╔══
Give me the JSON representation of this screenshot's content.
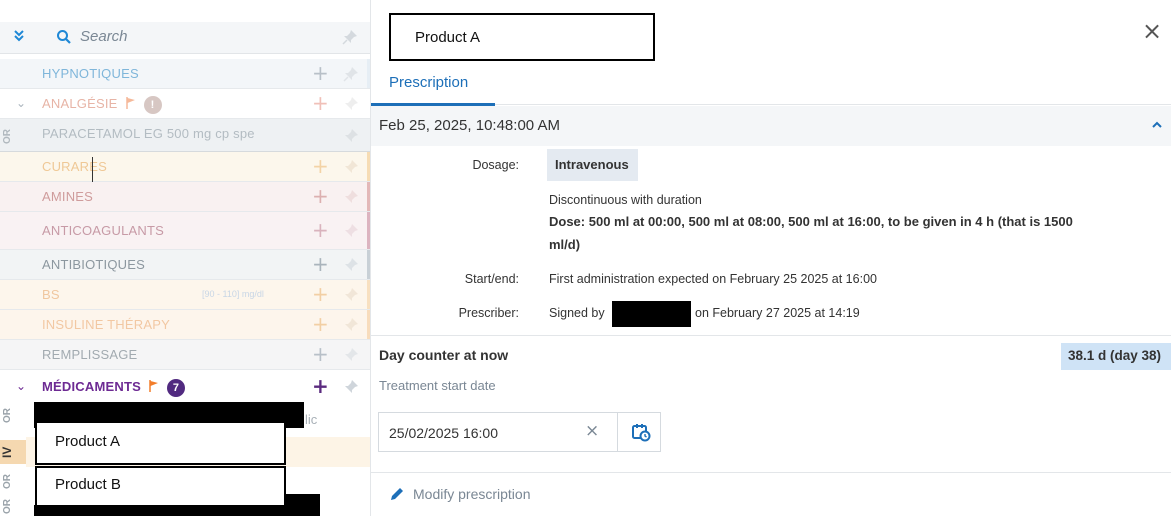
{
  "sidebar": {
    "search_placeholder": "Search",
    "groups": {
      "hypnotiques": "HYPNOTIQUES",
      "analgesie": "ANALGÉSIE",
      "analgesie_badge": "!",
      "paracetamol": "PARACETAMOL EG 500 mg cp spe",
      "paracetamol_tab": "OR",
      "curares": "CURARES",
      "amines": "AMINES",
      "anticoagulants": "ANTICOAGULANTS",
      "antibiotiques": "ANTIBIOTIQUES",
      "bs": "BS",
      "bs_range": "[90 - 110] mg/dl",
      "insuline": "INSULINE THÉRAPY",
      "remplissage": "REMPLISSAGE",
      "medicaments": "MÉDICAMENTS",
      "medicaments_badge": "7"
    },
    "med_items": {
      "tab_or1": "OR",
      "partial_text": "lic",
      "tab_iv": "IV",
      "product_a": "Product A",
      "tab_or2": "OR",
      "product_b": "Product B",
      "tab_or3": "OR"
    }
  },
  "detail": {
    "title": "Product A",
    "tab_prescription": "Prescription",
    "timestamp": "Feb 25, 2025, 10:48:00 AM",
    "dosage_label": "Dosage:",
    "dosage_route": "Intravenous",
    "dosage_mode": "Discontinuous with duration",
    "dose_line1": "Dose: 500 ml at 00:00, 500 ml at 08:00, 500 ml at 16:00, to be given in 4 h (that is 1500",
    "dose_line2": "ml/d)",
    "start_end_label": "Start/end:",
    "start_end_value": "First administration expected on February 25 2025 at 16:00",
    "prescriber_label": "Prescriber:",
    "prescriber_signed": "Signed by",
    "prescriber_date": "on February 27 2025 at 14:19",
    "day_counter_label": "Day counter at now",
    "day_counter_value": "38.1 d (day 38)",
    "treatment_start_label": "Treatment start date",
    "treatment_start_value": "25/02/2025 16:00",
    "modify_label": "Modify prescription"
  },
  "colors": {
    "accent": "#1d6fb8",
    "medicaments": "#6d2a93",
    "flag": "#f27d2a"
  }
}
╚══
╔══
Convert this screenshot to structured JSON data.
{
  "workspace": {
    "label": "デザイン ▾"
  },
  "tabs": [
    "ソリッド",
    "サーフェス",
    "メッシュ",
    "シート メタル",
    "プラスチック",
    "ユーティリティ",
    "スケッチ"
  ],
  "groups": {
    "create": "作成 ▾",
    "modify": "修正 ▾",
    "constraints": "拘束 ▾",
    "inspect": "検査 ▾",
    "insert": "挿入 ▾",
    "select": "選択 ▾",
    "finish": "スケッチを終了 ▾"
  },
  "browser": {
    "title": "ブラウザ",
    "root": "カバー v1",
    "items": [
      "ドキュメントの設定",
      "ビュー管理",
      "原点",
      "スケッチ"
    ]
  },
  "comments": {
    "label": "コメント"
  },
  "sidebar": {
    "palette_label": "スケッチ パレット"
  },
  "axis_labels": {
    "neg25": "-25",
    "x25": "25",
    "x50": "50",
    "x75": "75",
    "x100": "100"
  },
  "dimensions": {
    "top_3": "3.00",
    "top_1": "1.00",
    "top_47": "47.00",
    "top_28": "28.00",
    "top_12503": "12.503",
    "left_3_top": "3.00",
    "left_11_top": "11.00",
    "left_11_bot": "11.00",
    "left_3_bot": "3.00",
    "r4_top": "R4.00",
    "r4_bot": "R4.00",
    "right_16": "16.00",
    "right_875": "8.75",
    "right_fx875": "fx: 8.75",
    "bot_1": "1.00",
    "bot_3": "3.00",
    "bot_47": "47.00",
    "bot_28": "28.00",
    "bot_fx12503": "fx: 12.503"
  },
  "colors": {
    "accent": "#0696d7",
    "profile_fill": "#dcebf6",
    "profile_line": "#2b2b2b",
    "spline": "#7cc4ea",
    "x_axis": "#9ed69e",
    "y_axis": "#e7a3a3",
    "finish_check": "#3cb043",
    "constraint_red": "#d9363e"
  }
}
╚══
**What the exercise asks**
Find and copy every line in the entries above where the string "screenshot" occurs.

**Written answer**
Give me the JSON representation of this screenshot's content.
Convert this screenshot to structured JSON data.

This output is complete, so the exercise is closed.